> [The request] Scan the records below for lines with the word "name", then state how many you find and nothing else.

:: Material for the task

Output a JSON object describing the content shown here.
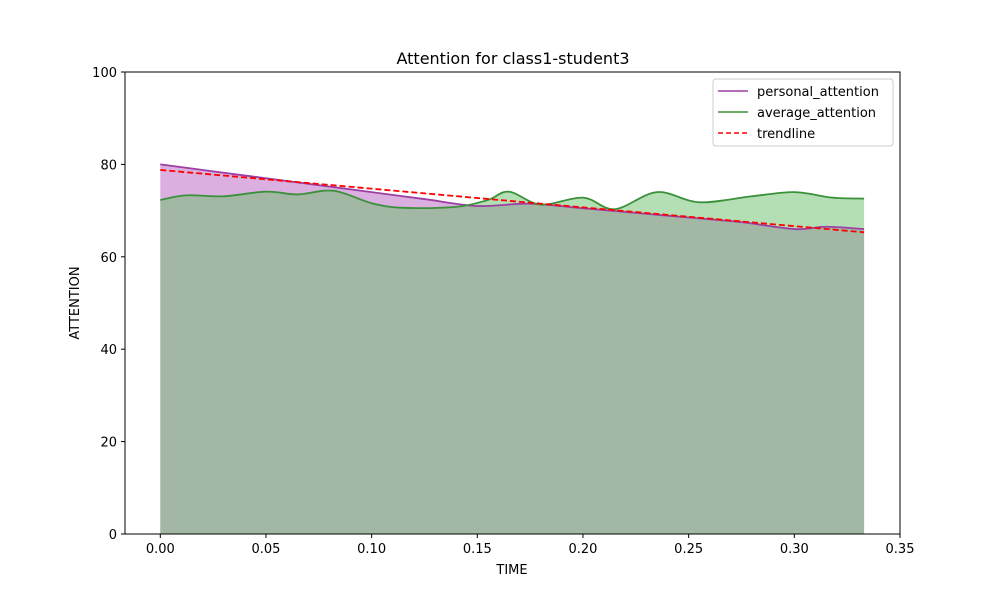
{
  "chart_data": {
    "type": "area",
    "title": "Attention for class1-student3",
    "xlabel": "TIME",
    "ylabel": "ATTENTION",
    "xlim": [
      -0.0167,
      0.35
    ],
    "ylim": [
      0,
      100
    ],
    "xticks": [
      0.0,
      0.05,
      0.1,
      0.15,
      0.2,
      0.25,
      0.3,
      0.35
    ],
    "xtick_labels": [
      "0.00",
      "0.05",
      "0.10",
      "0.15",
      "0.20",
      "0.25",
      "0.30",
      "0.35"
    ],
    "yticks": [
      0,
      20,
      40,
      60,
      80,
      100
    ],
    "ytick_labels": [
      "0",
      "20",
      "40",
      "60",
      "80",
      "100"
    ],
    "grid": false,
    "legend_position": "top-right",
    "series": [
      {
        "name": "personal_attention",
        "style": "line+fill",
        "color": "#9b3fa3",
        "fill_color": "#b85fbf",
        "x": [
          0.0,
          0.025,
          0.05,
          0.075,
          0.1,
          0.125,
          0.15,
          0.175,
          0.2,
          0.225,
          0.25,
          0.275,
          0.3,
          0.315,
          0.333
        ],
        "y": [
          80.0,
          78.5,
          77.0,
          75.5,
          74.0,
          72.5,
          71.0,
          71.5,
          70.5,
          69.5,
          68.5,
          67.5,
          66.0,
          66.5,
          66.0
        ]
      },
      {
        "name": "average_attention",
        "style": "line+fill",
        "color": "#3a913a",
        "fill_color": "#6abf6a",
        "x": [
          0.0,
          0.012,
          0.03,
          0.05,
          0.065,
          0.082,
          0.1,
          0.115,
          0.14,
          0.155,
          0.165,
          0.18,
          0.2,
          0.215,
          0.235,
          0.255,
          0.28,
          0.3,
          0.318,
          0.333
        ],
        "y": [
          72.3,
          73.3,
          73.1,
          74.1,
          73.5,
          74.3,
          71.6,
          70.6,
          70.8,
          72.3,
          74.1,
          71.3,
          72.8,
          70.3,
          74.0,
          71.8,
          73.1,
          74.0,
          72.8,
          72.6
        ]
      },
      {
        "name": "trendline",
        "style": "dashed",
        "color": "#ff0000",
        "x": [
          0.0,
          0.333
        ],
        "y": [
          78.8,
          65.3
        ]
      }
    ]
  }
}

::::

> [Right answer] 3